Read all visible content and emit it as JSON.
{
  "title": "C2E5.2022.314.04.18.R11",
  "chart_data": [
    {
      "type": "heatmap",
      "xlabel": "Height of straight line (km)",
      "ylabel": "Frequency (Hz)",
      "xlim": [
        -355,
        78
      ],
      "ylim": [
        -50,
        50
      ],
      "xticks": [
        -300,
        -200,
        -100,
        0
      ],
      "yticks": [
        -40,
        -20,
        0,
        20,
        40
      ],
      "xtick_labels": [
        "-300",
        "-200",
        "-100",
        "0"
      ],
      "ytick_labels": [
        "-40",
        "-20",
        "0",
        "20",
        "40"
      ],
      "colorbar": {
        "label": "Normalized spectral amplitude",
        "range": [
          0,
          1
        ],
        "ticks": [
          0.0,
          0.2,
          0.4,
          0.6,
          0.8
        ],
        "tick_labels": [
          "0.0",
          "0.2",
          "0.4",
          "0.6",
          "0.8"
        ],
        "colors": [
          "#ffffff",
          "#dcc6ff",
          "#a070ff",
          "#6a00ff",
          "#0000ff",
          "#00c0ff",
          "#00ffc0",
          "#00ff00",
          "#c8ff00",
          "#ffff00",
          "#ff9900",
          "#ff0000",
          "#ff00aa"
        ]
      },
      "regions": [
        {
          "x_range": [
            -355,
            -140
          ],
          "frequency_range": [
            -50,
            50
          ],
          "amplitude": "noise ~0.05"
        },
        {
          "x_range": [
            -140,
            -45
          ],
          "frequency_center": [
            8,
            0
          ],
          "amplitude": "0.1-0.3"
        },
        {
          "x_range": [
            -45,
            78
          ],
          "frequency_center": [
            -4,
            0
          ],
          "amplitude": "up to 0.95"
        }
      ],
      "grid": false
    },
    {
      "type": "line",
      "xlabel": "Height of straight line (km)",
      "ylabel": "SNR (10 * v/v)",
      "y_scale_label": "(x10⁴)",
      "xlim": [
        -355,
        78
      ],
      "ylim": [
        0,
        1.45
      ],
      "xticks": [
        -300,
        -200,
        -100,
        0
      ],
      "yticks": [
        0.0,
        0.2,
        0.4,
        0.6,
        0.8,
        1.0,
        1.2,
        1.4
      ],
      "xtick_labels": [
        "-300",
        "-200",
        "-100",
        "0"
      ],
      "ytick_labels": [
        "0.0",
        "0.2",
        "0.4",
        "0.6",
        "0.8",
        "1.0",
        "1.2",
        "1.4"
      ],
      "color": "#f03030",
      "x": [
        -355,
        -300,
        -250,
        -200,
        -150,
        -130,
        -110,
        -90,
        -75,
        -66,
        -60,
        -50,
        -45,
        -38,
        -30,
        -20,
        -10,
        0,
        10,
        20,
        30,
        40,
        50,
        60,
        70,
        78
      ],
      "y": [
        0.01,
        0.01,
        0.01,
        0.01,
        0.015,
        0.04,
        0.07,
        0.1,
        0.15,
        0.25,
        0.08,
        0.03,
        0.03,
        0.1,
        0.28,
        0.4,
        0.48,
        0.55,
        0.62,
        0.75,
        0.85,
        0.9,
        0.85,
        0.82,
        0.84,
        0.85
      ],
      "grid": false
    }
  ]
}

__________________________________________________

| Given task |
Each of the records should be retyped exactly.

| Written response |
Read all visible content and emit it as JSON.
{
  "title": "C2E5.2022.314.04.18.R11",
  "chart_data": [
    {
      "type": "heatmap",
      "xlabel": "Height of straight line (km)",
      "ylabel": "Frequency (Hz)",
      "xlim": [
        -355,
        78
      ],
      "ylim": [
        -50,
        50
      ],
      "xticks": [
        -300,
        -200,
        -100,
        0
      ],
      "yticks": [
        -40,
        -20,
        0,
        20,
        40
      ],
      "xtick_labels": [
        "-300",
        "-200",
        "-100",
        "0"
      ],
      "ytick_labels": [
        "-40",
        "-20",
        "0",
        "20",
        "40"
      ],
      "colorbar": {
        "label": "Normalized spectral amplitude",
        "range": [
          0,
          1
        ],
        "ticks": [
          0.0,
          0.2,
          0.4,
          0.6,
          0.8
        ],
        "tick_labels": [
          "0.0",
          "0.2",
          "0.4",
          "0.6",
          "0.8"
        ],
        "colors": [
          "#ffffff",
          "#dcc6ff",
          "#a070ff",
          "#6a00ff",
          "#0000ff",
          "#00c0ff",
          "#00ffc0",
          "#00ff00",
          "#c8ff00",
          "#ffff00",
          "#ff9900",
          "#ff0000",
          "#ff00aa"
        ]
      },
      "regions": [
        {
          "x_range": [
            -355,
            -140
          ],
          "frequency_range": [
            -50,
            50
          ],
          "amplitude": "noise ~0.05"
        },
        {
          "x_range": [
            -140,
            -45
          ],
          "frequency_center": [
            8,
            0
          ],
          "amplitude": "0.1-0.3"
        },
        {
          "x_range": [
            -45,
            78
          ],
          "frequency_center": [
            -4,
            0
          ],
          "amplitude": "up to 0.95"
        }
      ],
      "grid": false
    },
    {
      "type": "line",
      "xlabel": "Height of straight line (km)",
      "ylabel": "SNR (10 * v/v)",
      "y_scale_label": "(x10⁴)",
      "xlim": [
        -355,
        78
      ],
      "ylim": [
        0,
        1.45
      ],
      "xticks": [
        -300,
        -200,
        -100,
        0
      ],
      "yticks": [
        0.0,
        0.2,
        0.4,
        0.6,
        0.8,
        1.0,
        1.2,
        1.4
      ],
      "xtick_labels": [
        "-300",
        "-200",
        "-100",
        "0"
      ],
      "ytick_labels": [
        "0.0",
        "0.2",
        "0.4",
        "0.6",
        "0.8",
        "1.0",
        "1.2",
        "1.4"
      ],
      "color": "#f03030",
      "x": [
        -355,
        -300,
        -250,
        -200,
        -150,
        -130,
        -110,
        -90,
        -75,
        -66,
        -60,
        -50,
        -45,
        -38,
        -30,
        -20,
        -10,
        0,
        10,
        20,
        30,
        40,
        50,
        60,
        70,
        78
      ],
      "y": [
        0.01,
        0.01,
        0.01,
        0.01,
        0.015,
        0.04,
        0.07,
        0.1,
        0.15,
        0.25,
        0.08,
        0.03,
        0.03,
        0.1,
        0.28,
        0.4,
        0.48,
        0.55,
        0.62,
        0.75,
        0.85,
        0.9,
        0.85,
        0.82,
        0.84,
        0.85
      ],
      "grid": false
    }
  ]
}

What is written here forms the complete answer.